GIVEN REQUEST :: From the entries below, list each line with "screenshot".

** START SUPPLIED DATA **

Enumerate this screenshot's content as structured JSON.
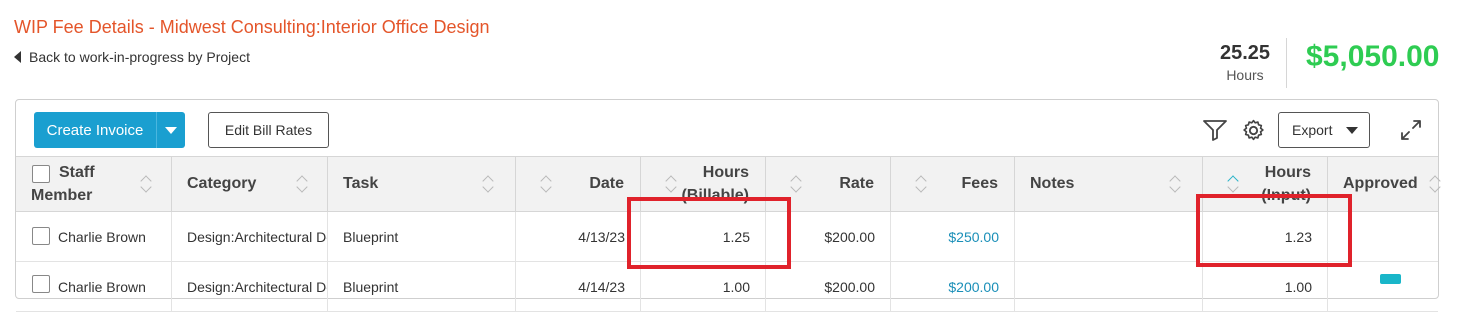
{
  "header": {
    "title": "WIP Fee Details - Midwest Consulting:Interior Office Design",
    "back_link": "Back to work-in-progress by Project"
  },
  "summary": {
    "hours_value": "25.25",
    "hours_label": "Hours",
    "fees_value": "$5,050.00",
    "fees_color": "#2ecc52"
  },
  "toolbar": {
    "create_invoice": "Create Invoice",
    "edit_bill_rates": "Edit Bill Rates",
    "export": "Export",
    "icons": [
      "filter-icon",
      "gear-icon",
      "expand-icon"
    ]
  },
  "table": {
    "columns": [
      {
        "label": "Staff Member"
      },
      {
        "label": "Category"
      },
      {
        "label": "Task"
      },
      {
        "label": "Date"
      },
      {
        "label": "Hours (Billable)"
      },
      {
        "label": "Rate"
      },
      {
        "label": "Fees"
      },
      {
        "label": "Notes"
      },
      {
        "label": "Hours (Input)"
      },
      {
        "label": "Approved"
      }
    ],
    "rows": [
      {
        "staff": "Charlie Brown",
        "category": "Design:Architectural Design",
        "task": "Blueprint",
        "date": "4/13/23",
        "hours_billable": "1.25",
        "rate": "$200.00",
        "fees": "$250.00",
        "notes": "",
        "hours_input": "1.23",
        "approved": ""
      },
      {
        "staff": "Charlie Brown",
        "category": "Design:Architectural Design",
        "task": "Blueprint",
        "date": "4/14/23",
        "hours_billable": "1.00",
        "rate": "$200.00",
        "fees": "$200.00",
        "notes": "",
        "hours_input": "1.00",
        "approved": ""
      }
    ]
  },
  "colors": {
    "title": "#e4552a",
    "primary_button": "#1a9fd0",
    "link": "#1a8fb8",
    "highlight_box": "#e0222b",
    "sort_active": "#2ab3c8"
  }
}
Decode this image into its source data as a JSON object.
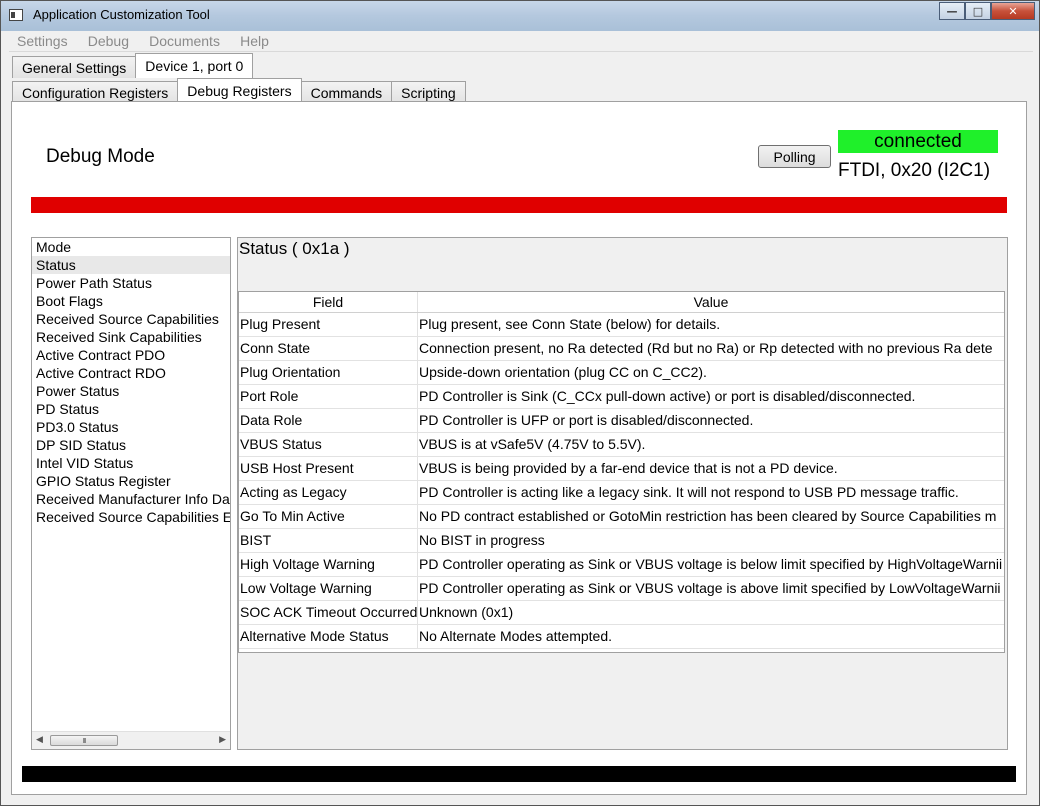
{
  "window": {
    "title": "Application Customization Tool",
    "controls": {
      "minimize": "—",
      "maximize": "□",
      "close": "✕"
    }
  },
  "menu": [
    "Settings",
    "Debug",
    "Documents",
    "Help"
  ],
  "top_tabs": [
    {
      "label": "General Settings",
      "active": false
    },
    {
      "label": "Device 1, port 0",
      "active": true
    }
  ],
  "sub_tabs": [
    {
      "label": "Configuration Registers",
      "active": false
    },
    {
      "label": "Debug Registers",
      "active": true
    },
    {
      "label": "Commands",
      "active": false
    },
    {
      "label": "Scripting",
      "active": false
    }
  ],
  "header": {
    "title": "Debug Mode",
    "polling_label": "Polling",
    "connection_status": "connected",
    "connection_info": "FTDI, 0x20 (I2C1)"
  },
  "colors": {
    "status_bar": "#e00000",
    "connected": "#1ff02a",
    "bottom_bar": "#000000"
  },
  "register_list": [
    "Mode",
    "Status",
    "Power Path Status",
    "Boot Flags",
    "Received Source Capabilities",
    "Received Sink Capabilities",
    "Active Contract PDO",
    "Active Contract RDO",
    "Power Status",
    "PD Status",
    "PD3.0 Status",
    "DP SID Status",
    "Intel VID Status",
    "GPIO Status Register",
    "Received Manufacturer Info Da",
    "Received Source Capabilities E"
  ],
  "selected_register": "Status",
  "scrollbar": {
    "left_arrow": "◀",
    "right_arrow": "▶",
    "thumb_grip": "III"
  },
  "register": {
    "title": "Status  ( 0x1a )",
    "columns": [
      "Field",
      "Value"
    ],
    "rows": [
      [
        "Plug Present",
        "Plug present, see Conn State (below) for details."
      ],
      [
        "Conn State",
        "Connection present, no Ra detected (Rd but no Ra) or Rp detected with no previous Ra dete"
      ],
      [
        "Plug Orientation",
        "Upside-down orientation (plug CC on C_CC2)."
      ],
      [
        "Port Role",
        "PD Controller is Sink (C_CCx pull-down active) or port is disabled/disconnected."
      ],
      [
        "Data Role",
        "PD Controller is UFP or port is disabled/disconnected."
      ],
      [
        "VBUS Status",
        "VBUS is at vSafe5V (4.75V to 5.5V)."
      ],
      [
        "USB Host Present",
        "VBUS is being provided by a far-end device that is not a PD device."
      ],
      [
        "Acting as Legacy",
        "PD Controller is acting like a legacy sink. It will not respond to USB PD message traffic."
      ],
      [
        "Go To Min Active",
        "No PD contract established or GotoMin restriction has been cleared by Source Capabilities m"
      ],
      [
        "BIST",
        "No BIST in progress"
      ],
      [
        "High Voltage Warning",
        "PD Controller operating as Sink or VBUS voltage is below limit specified by HighVoltageWarnii"
      ],
      [
        "Low Voltage Warning",
        "PD Controller operating as Sink or VBUS voltage is above limit specified by LowVoltageWarnii"
      ],
      [
        "SOC ACK Timeout Occurred",
        "Unknown (0x1)"
      ],
      [
        "Alternative Mode Status",
        "No Alternate Modes attempted."
      ]
    ]
  }
}
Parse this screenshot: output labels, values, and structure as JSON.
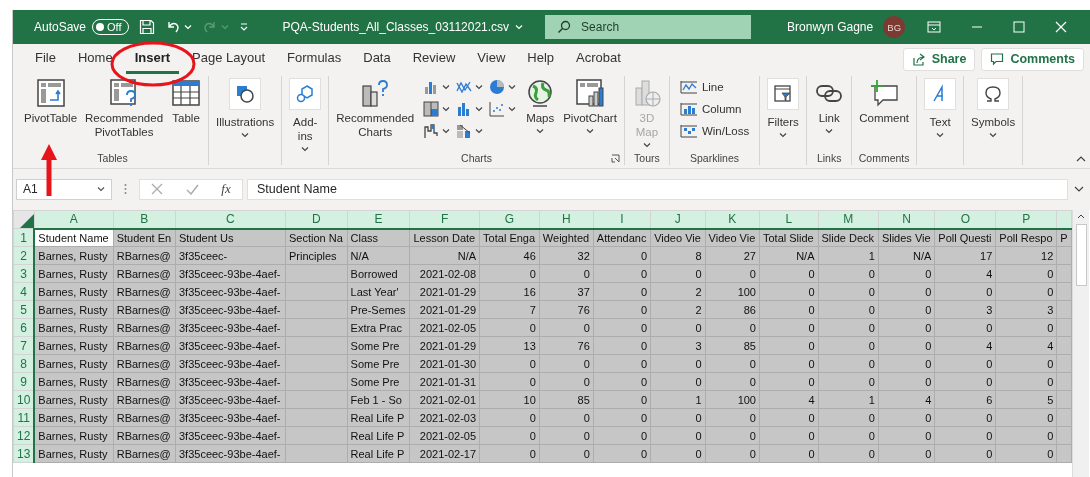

** END SUPPLIED DATA **

TASK SOLUTION ::
Enumerate this screenshot's content as structured JSON.
Parse this screenshot: output labels, values, and structure as JSON.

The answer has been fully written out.